# Görevin Gereği
Sayfa metninin "Ölümün iyisi olmaz, derler." sözleriyle başlayıp "Eline tutuştur, git.." sözlerine kadar süren bölümünü, "arkadaşım" ifadesini "dostum" ile değiştirerek yeniden yazın.

# Sayfa Metni
31 Ocak 2013 Perşembe

murat ve melek

Zor bir çocukluk geçirdi o.
Babasını erken yitirdi, annesinden mesul oldu.
Kardeşi cezaevine girdi, ablası işsiz kaldı, onlardan mesul oldu.
Kendisi kimi zaman müdür, kimi zaman işsiz, kimi zaman asker kaçağı oldu.
Moda'daki 'evimizin' sakinlerindendi, her daim yanımda, etrafımda. Günlüklerimi okuyan tek adam!
Babalarımızın ölümü esnasında tanımıyorduk birbirimizi, ama her acıda, her kayıpta, anlardık; o tanıdık acıyı paylaştığımızı ve bildiğimizi.
Melek anne, nasıl ben tanıştıysam onunla, kafam güzel, elini öptüysem, karşılıklı sevdiysek, anladıysak birbirimizi; Murat da, ben istanbuldan göçmeden Olcay teyzeyle -annemle- tanışmış, "Ben sizi çok seviyorum, gitmeyin" deyip durmuştu..
Ölümün iyisi olmaz, derler. Ama bence vardır.
Murat, arkadaşım, sen Maviş'in ne çok acı çektiğini, ona doğumgünü, cenaze törenleri düzenleyen biri olarak en iyi bilirsin. Ben de şimdi sana sesleniyorum:
Annen güzel gitti. Bir anda.
Seviyorum seni. İyi olacağından, Burak'a, Fatoş'a da iyi bakacağından hiç kuşkum yok.
Annenin de yoktur.

30 Ocak 2013 Çarşamba

çırptım çırptım karıştırdım

Eline tutuştur, git..
Kocaman bi adam güzelim bi kızı sevdi. El ele dolaştılar ilk önce, sonra beraber yürümeye karar verdiler, ailelerini, arkadaşlarını tanıştırdılar, tatillere çıktılar, evler tuttular, boyadılar, perdeler aldılar, tencereler...
Yüzükler taktılar.
Ayrıldılar sonra..
Erkek olanı bana cd'lerini teslim etti; aile resimleri de yer alan -evet, açıp baktım.
Kız olanı derdini.

27 Ocak 2013 Pazar

iki kedinin hikayesi

Zuzu, İstanbul doğumlu bir Van kedisi. Babası, bitanem Maviş, annesi komşu Pamuk. Pamuk hamileyken evdeki diğer kedilerden kaçmaya çalışırken büfenin üstünden düştü, erken doğum yaptı, bir tek Zuzu yaşadı, kardeşleri öldü. Komşu kızı Memnune, onu biberonlarla yaşattı çünkü Pamuk da hayata küsmüştü çocukları ölünce, emzirmiyordu...
İsim annesi ben değilim; abimler, zira Maviş bende olduğu için onu besleyip büyüten onlar. Annesinin de babasının da gözleri sarı-mavi olmasına karşın Zuzu'nun gözler yeşil. Kuyruk tilki, bıyıklar pos, kulaklar pembe standart...

# Verilen Malzeme
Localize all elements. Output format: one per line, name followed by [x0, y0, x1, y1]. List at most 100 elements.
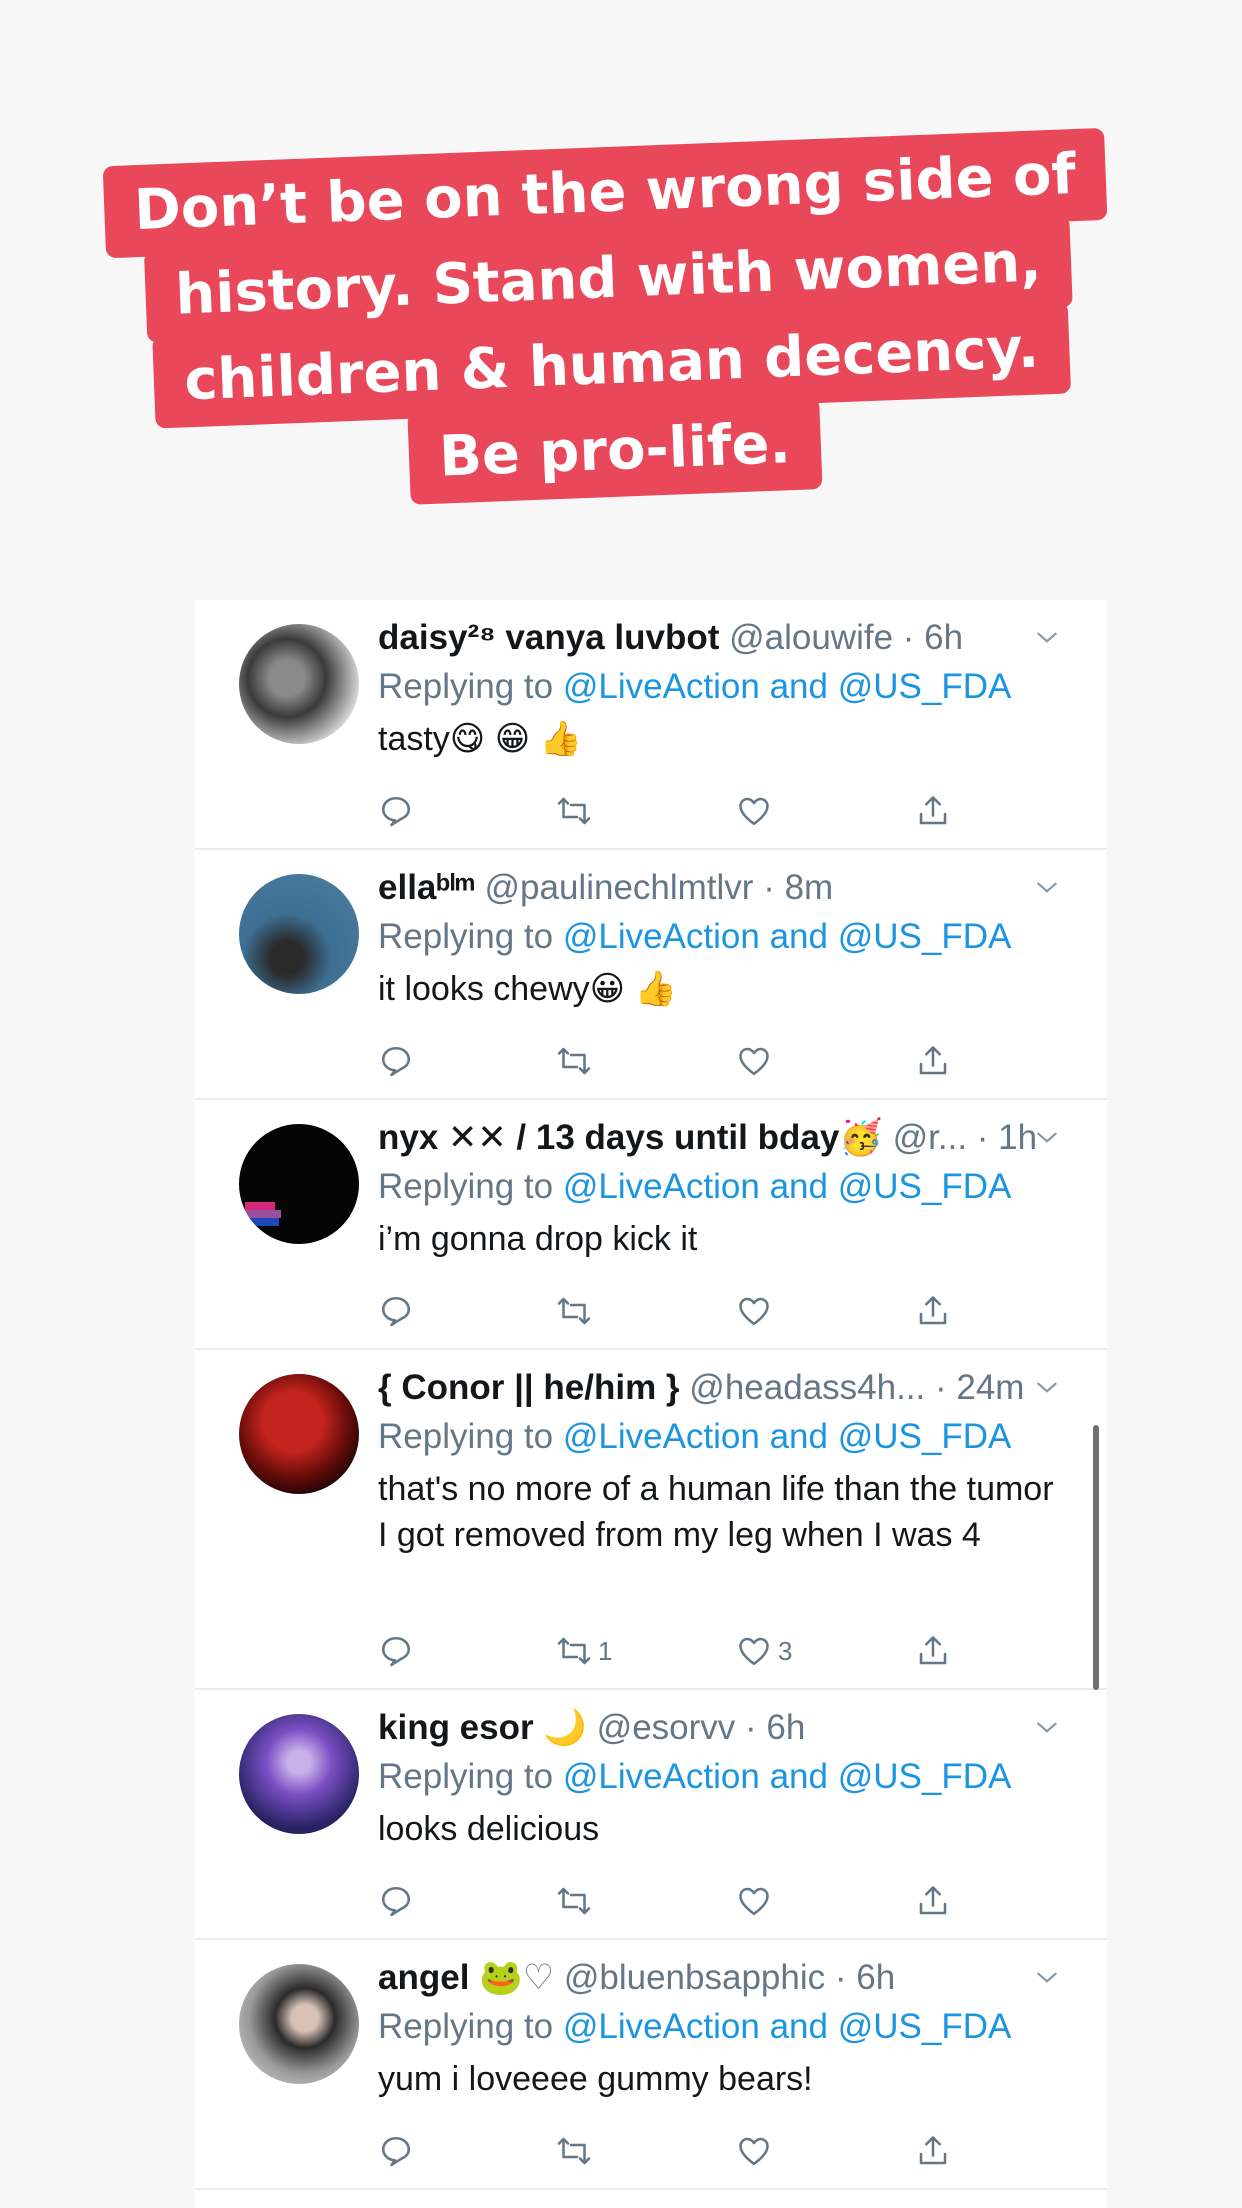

# Çözümlü Alıştırma
Ölümün iyisi olmaz, derler. Ama bence vardır.
Murat, dostum, sen Maviş'in ne çok acı çektiğini, ona doğumgünü, cenaze törenleri düzenleyen biri olarak en iyi bilirsin. Ben de şimdi sana sesleniyorum:
Annen güzel gitti. Bir anda.
Seviyorum seni. İyi olacağından, Burak'a, Fatoş'a da iyi bakacağından hiç kuşkum yok.
Annenin de yoktur.

30 Ocak 2013 Çarşamba

çırptım çırptım karıştırdım

Eline tutuştur, git..